--- START OF EXTRACTED RECORDS ---

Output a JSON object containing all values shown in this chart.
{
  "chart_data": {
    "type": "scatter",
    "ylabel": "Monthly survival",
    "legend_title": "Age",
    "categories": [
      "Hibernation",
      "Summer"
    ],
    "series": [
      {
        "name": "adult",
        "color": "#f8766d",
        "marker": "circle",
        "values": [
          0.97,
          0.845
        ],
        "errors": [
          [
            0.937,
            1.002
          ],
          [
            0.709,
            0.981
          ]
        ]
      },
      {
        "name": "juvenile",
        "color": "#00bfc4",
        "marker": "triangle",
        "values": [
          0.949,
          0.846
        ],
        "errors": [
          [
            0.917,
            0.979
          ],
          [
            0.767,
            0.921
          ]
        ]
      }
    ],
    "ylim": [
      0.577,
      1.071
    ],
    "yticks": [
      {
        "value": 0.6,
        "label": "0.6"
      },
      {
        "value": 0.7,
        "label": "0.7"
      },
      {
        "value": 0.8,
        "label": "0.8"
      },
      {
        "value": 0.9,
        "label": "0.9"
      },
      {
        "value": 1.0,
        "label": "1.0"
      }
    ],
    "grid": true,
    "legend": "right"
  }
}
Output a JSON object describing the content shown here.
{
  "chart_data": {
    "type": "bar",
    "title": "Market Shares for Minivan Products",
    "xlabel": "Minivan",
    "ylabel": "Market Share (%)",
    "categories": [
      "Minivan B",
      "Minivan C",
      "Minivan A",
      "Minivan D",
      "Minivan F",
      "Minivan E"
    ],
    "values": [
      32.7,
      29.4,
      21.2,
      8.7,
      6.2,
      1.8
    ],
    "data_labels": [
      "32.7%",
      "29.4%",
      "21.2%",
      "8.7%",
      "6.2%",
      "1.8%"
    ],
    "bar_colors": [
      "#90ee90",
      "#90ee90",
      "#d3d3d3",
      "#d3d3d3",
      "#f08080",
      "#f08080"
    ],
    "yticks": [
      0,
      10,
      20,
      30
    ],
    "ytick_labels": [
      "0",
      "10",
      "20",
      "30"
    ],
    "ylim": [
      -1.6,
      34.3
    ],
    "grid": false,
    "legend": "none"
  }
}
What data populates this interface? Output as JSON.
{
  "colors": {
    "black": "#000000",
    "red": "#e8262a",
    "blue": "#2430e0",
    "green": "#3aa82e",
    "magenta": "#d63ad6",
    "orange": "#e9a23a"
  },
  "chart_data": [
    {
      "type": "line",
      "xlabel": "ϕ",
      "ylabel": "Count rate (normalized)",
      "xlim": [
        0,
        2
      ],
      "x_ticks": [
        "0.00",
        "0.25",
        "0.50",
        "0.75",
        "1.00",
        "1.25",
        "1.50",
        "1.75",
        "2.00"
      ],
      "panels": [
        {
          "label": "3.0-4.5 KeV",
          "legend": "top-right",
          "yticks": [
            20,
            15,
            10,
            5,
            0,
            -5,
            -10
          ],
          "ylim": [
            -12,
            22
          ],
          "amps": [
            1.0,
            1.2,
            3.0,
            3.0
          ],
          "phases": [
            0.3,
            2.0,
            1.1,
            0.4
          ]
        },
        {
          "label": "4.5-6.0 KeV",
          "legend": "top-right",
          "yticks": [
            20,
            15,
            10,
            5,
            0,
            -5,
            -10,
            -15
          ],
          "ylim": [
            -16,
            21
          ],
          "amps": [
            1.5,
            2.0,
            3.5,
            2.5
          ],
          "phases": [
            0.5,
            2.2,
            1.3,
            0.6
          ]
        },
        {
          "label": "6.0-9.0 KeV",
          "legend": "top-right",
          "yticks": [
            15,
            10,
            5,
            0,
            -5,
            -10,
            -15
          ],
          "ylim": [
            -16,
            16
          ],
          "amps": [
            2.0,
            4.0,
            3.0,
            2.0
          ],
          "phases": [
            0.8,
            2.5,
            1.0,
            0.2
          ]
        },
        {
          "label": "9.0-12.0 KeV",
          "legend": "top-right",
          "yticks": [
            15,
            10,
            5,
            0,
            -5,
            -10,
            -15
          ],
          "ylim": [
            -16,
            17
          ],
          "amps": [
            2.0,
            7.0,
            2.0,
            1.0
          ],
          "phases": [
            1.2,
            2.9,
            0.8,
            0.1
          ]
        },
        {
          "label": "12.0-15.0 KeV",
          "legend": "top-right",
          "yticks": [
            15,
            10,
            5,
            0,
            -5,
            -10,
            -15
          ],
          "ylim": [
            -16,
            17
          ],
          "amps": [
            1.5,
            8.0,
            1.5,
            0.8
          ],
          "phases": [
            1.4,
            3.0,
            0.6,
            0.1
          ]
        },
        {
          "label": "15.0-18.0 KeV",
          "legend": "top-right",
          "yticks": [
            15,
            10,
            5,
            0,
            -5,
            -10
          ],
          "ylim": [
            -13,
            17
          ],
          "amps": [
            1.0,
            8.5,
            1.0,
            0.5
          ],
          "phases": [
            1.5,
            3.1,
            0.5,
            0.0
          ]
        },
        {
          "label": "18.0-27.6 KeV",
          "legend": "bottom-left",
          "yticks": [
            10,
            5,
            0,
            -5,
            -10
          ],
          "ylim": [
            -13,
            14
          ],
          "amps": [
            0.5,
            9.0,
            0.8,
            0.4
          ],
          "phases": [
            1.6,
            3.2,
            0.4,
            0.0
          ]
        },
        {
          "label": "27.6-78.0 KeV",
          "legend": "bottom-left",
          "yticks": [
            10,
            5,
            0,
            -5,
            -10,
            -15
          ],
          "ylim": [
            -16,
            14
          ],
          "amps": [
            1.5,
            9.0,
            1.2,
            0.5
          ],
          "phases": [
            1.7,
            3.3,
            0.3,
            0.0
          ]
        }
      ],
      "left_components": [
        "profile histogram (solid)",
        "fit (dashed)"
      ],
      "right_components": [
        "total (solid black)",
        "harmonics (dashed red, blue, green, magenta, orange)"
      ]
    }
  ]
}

--- END OF EXTRACTED RECORDS ---

AIM: Set down every record above exactly as given.

REPLY:
Output a JSON object containing all values shown in this chart.
{
  "chart_data": {
    "type": "scatter",
    "ylabel": "Monthly survival",
    "legend_title": "Age",
    "categories": [
      "Hibernation",
      "Summer"
    ],
    "series": [
      {
        "name": "adult",
        "color": "#f8766d",
        "marker": "circle",
        "values": [
          0.97,
          0.845
        ],
        "errors": [
          [
            0.937,
            1.002
          ],
          [
            0.709,
            0.981
          ]
        ]
      },
      {
        "name": "juvenile",
        "color": "#00bfc4",
        "marker": "triangle",
        "values": [
          0.949,
          0.846
        ],
        "errors": [
          [
            0.917,
            0.979
          ],
          [
            0.767,
            0.921
          ]
        ]
      }
    ],
    "ylim": [
      0.577,
      1.071
    ],
    "yticks": [
      {
        "value": 0.6,
        "label": "0.6"
      },
      {
        "value": 0.7,
        "label": "0.7"
      },
      {
        "value": 0.8,
        "label": "0.8"
      },
      {
        "value": 0.9,
        "label": "0.9"
      },
      {
        "value": 1.0,
        "label": "1.0"
      }
    ],
    "grid": true,
    "legend": "right"
  }
}
Output a JSON object describing the content shown here.
{
  "chart_data": {
    "type": "bar",
    "title": "Market Shares for Minivan Products",
    "xlabel": "Minivan",
    "ylabel": "Market Share (%)",
    "categories": [
      "Minivan B",
      "Minivan C",
      "Minivan A",
      "Minivan D",
      "Minivan F",
      "Minivan E"
    ],
    "values": [
      32.7,
      29.4,
      21.2,
      8.7,
      6.2,
      1.8
    ],
    "data_labels": [
      "32.7%",
      "29.4%",
      "21.2%",
      "8.7%",
      "6.2%",
      "1.8%"
    ],
    "bar_colors": [
      "#90ee90",
      "#90ee90",
      "#d3d3d3",
      "#d3d3d3",
      "#f08080",
      "#f08080"
    ],
    "yticks": [
      0,
      10,
      20,
      30
    ],
    "ytick_labels": [
      "0",
      "10",
      "20",
      "30"
    ],
    "ylim": [
      -1.6,
      34.3
    ],
    "grid": false,
    "legend": "none"
  }
}
What data populates this interface? Output as JSON.
{
  "colors": {
    "black": "#000000",
    "red": "#e8262a",
    "blue": "#2430e0",
    "green": "#3aa82e",
    "magenta": "#d63ad6",
    "orange": "#e9a23a"
  },
  "chart_data": [
    {
      "type": "line",
      "xlabel": "ϕ",
      "ylabel": "Count rate (normalized)",
      "xlim": [
        0,
        2
      ],
      "x_ticks": [
        "0.00",
        "0.25",
        "0.50",
        "0.75",
        "1.00",
        "1.25",
        "1.50",
        "1.75",
        "2.00"
      ],
      "panels": [
        {
          "label": "3.0-4.5 KeV",
          "legend": "top-right",
          "yticks": [
            20,
            15,
            10,
            5,
            0,
            -5,
            -10
          ],
          "ylim": [
            -12,
            22
          ],
          "amps": [
            1.0,
            1.2,
            3.0,
            3.0
          ],
          "phases": [
            0.3,
            2.0,
            1.1,
            0.4
          ]
        },
        {
          "label": "4.5-6.0 KeV",
          "legend": "top-right",
          "yticks": [
            20,
            15,
            10,
            5,
            0,
            -5,
            -10,
            -15
          ],
          "ylim": [
            -16,
            21
          ],
          "amps": [
            1.5,
            2.0,
            3.5,
            2.5
          ],
          "phases": [
            0.5,
            2.2,
            1.3,
            0.6
          ]
        },
        {
          "label": "6.0-9.0 KeV",
          "legend": "top-right",
          "yticks": [
            15,
            10,
            5,
            0,
            -5,
            -10,
            -15
          ],
          "ylim": [
            -16,
            16
          ],
          "amps": [
            2.0,
            4.0,
            3.0,
            2.0
          ],
          "phases": [
            0.8,
            2.5,
            1.0,
            0.2
          ]
        },
        {
          "label": "9.0-12.0 KeV",
          "legend": "top-right",
          "yticks": [
            15,
            10,
            5,
            0,
            -5,
            -10,
            -15
          ],
          "ylim": [
            -16,
            17
          ],
          "amps": [
            2.0,
            7.0,
            2.0,
            1.0
          ],
          "phases": [
            1.2,
            2.9,
            0.8,
            0.1
          ]
        },
        {
          "label": "12.0-15.0 KeV",
          "legend": "top-right",
          "yticks": [
            15,
            10,
            5,
            0,
            -5,
            -10,
            -15
          ],
          "ylim": [
            -16,
            17
          ],
          "amps": [
            1.5,
            8.0,
            1.5,
            0.8
          ],
          "phases": [
            1.4,
            3.0,
            0.6,
            0.1
          ]
        },
        {
          "label": "15.0-18.0 KeV",
          "legend": "top-right",
          "yticks": [
            15,
            10,
            5,
            0,
            -5,
            -10
          ],
          "ylim": [
            -13,
            17
          ],
          "amps": [
            1.0,
            8.5,
            1.0,
            0.5
          ],
          "phases": [
            1.5,
            3.1,
            0.5,
            0.0
          ]
        },
        {
          "label": "18.0-27.6 KeV",
          "legend": "bottom-left",
          "yticks": [
            10,
            5,
            0,
            -5,
            -10
          ],
          "ylim": [
            -13,
            14
          ],
          "amps": [
            0.5,
            9.0,
            0.8,
            0.4
          ],
          "phases": [
            1.6,
            3.2,
            0.4,
            0.0
          ]
        },
        {
          "label": "27.6-78.0 KeV",
          "legend": "bottom-left",
          "yticks": [
            10,
            5,
            0,
            -5,
            -10,
            -15
          ],
          "ylim": [
            -16,
            14
          ],
          "amps": [
            1.5,
            9.0,
            1.2,
            0.5
          ],
          "phases": [
            1.7,
            3.3,
            0.3,
            0.0
          ]
        }
      ],
      "left_components": [
        "profile histogram (solid)",
        "fit (dashed)"
      ],
      "right_components": [
        "total (solid black)",
        "harmonics (dashed red, blue, green, magenta, orange)"
      ]
    }
  ]
}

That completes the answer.